<?php

namespace dokuwiki\Parsing\ParserMode;

use dokuwiki\Parsing\Handler;
use dokuwiki\Parsing\Handler\GfmLists;
use dokuwiki\Parsing\Handler\Nest;
use dokuwiki\Parsing\ModeRegistry;

/**
 * GFM list block.
 *
 * Captures an entire list block atomically (one addSpecialPattern match) and
 * walks the captured text in handle(), grouping lines into items. Each item's
 * body is dedented to its content column and parsed by a cached sub-parser
 * (ModeRegistry::getSubParser) so block content - paragraphs, fenced code,
 * blockquotes, plugin blocks - work inside items uniformly without depending
 * on column-0 anchoring of nested mode patterns.
 *
 * Sub-parser mode set: every active mode except CATEGORY_BASEONLY (i.e. no
 * Header inside list items, since `<h1>`-`<h6>` inside `<li>` is never
 * desirable and section nesting must not span into items) and gfm_listblock
 * itself (defensive guard against lexer re-entry on pathological inputs;
 * normal nested lists are caught by the outer pattern instead).
 *
 * Each item's sub-parsed calls are wrapped in a `nest` instruction (see
 * Handler\Nest) before they reach the outer handler. This is essential:
 * the sub-parser's Block rewriter has already wrapped multi-paragraph
 * content in `p_open`/`p_close`, and without nest-wrapping the main
 * handler's Block rewriter would see those paragraphs and add another
 * `<p>` around the entire replayed range, producing nested `<p>` tags.

DATASET EXCERPTS:

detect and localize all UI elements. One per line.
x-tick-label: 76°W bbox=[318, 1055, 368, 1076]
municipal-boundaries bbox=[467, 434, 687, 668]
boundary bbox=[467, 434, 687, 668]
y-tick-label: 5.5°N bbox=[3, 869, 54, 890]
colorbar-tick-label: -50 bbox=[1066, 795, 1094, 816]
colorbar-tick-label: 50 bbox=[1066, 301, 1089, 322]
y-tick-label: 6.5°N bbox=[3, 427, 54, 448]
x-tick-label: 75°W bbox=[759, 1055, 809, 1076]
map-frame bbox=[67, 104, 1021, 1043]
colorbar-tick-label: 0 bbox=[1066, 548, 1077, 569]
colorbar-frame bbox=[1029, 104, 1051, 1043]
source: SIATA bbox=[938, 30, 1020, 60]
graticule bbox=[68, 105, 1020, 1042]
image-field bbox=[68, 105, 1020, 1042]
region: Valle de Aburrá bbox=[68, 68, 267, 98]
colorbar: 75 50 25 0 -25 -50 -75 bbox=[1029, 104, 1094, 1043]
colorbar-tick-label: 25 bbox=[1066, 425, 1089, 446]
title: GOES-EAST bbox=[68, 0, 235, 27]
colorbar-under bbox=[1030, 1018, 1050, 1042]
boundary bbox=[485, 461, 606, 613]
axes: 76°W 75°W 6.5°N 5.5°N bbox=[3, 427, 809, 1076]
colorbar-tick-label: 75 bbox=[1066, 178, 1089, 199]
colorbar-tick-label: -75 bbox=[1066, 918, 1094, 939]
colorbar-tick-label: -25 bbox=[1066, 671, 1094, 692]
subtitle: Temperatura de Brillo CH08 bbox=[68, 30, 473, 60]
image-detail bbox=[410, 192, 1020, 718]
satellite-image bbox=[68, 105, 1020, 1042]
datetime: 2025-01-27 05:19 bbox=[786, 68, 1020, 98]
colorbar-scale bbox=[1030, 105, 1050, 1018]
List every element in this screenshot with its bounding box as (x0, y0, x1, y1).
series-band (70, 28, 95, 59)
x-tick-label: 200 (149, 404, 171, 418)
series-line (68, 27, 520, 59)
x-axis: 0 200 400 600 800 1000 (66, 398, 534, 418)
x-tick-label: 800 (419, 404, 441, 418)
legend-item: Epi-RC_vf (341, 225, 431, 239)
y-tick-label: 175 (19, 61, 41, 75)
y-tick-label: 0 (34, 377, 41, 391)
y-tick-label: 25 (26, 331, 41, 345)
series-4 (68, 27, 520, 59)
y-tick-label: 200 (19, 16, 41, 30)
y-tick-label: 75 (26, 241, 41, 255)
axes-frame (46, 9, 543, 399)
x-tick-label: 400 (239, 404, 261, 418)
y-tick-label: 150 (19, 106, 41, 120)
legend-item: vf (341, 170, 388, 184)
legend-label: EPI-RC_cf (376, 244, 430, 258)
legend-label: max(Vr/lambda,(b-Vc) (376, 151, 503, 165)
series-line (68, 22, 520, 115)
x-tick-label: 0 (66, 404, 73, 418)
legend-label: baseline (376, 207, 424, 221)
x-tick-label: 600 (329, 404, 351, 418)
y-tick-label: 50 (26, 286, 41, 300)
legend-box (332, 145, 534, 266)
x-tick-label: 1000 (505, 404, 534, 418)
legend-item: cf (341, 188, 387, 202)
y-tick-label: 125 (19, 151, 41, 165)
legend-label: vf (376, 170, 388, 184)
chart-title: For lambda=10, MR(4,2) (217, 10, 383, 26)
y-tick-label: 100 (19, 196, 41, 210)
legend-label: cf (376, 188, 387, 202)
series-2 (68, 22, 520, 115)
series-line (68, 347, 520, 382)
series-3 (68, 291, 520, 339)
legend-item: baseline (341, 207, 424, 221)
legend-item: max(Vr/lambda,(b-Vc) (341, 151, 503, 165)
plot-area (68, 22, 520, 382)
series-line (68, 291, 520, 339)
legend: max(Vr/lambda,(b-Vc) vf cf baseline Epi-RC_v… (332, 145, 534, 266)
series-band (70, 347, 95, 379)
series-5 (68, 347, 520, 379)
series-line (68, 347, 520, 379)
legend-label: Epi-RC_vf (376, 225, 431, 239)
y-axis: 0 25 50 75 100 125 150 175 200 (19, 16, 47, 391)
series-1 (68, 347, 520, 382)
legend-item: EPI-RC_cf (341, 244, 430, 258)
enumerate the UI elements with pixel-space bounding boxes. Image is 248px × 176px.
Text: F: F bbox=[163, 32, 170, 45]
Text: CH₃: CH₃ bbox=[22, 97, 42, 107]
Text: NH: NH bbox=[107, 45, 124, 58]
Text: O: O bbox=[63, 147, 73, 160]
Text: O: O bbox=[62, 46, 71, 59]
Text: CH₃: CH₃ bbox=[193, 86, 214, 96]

GOAL:
Reproduce the GFM list block code starting with "use dokuwiki\Parsing\Handler;" and going on through "nested mode patterns.", changing "dedented" to "unindented".

WORKED ANSWER:
use dokuwiki\Parsing\Handler;
use dokuwiki\Parsing\Handler\GfmLists;
use dokuwiki\Parsing\Handler\Nest;
use dokuwiki\Parsing\ModeRegistry;

/**
 * GFM list block.
 *
 * Captures an entire list block atomically (one addSpecialPattern match) and
 * walks the captured text in handle(), grouping lines into items. Each item's
 * body is unindented to its content column and parsed by a cached sub-parser
 * (ModeRegistry::getSubParser) so block content - paragraphs, fenced code,
 * blockquotes, plugin blocks - work inside items uniformly without depending
 * on column-0 anchoring of nested mode patterns.